▶ [Exercise] Write out all of the entries exactly, please.
begin
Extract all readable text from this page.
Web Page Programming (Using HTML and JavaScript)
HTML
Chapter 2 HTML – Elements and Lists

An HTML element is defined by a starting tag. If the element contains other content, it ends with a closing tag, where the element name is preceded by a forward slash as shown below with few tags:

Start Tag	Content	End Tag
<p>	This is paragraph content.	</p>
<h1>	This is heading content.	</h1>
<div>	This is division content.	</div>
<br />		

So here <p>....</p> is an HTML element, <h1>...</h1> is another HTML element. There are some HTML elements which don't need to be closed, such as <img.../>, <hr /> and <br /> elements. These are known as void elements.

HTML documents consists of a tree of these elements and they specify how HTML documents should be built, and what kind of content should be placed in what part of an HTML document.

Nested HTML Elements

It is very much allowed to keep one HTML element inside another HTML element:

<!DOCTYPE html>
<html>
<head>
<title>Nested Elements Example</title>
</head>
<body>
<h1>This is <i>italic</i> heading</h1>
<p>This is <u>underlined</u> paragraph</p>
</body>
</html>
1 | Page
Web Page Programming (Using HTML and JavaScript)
end
▶ [Response below]
Extract all readable text from this page.
Web Page Programming (Using HTML and JavaScript)
HTML
Chapter 2 HTML – Elements and Lists

An HTML element is defined by a starting tag. If the element contains other content, it ends with a closing tag, where the element name is preceded by a forward slash as shown below with few tags:

Start Tag	Content	End Tag
<p>	This is paragraph content.	</p>
<h1>	This is heading content.	</h1>
<div>	This is division content.	</div>
<br />		

So here <p>....</p> is an HTML element, <h1>...</h1> is another HTML element. There are some HTML elements which don't need to be closed, such as <img.../>, <hr /> and <br /> elements. These are known as void elements.

HTML documents consists of a tree of these elements and they specify how HTML documents should be built, and what kind of content should be placed in what part of an HTML document.

Nested HTML Elements

It is very much allowed to keep one HTML element inside another HTML element:

<!DOCTYPE html>
<html>
<head>
<title>Nested Elements Example</title>
</head>
<body>
<h1>This is <i>italic</i> heading</h1>
<p>This is <u>underlined</u> paragraph</p>
</body>
</html>
1 | Page
Web Page Programming (Using HTML and JavaScript)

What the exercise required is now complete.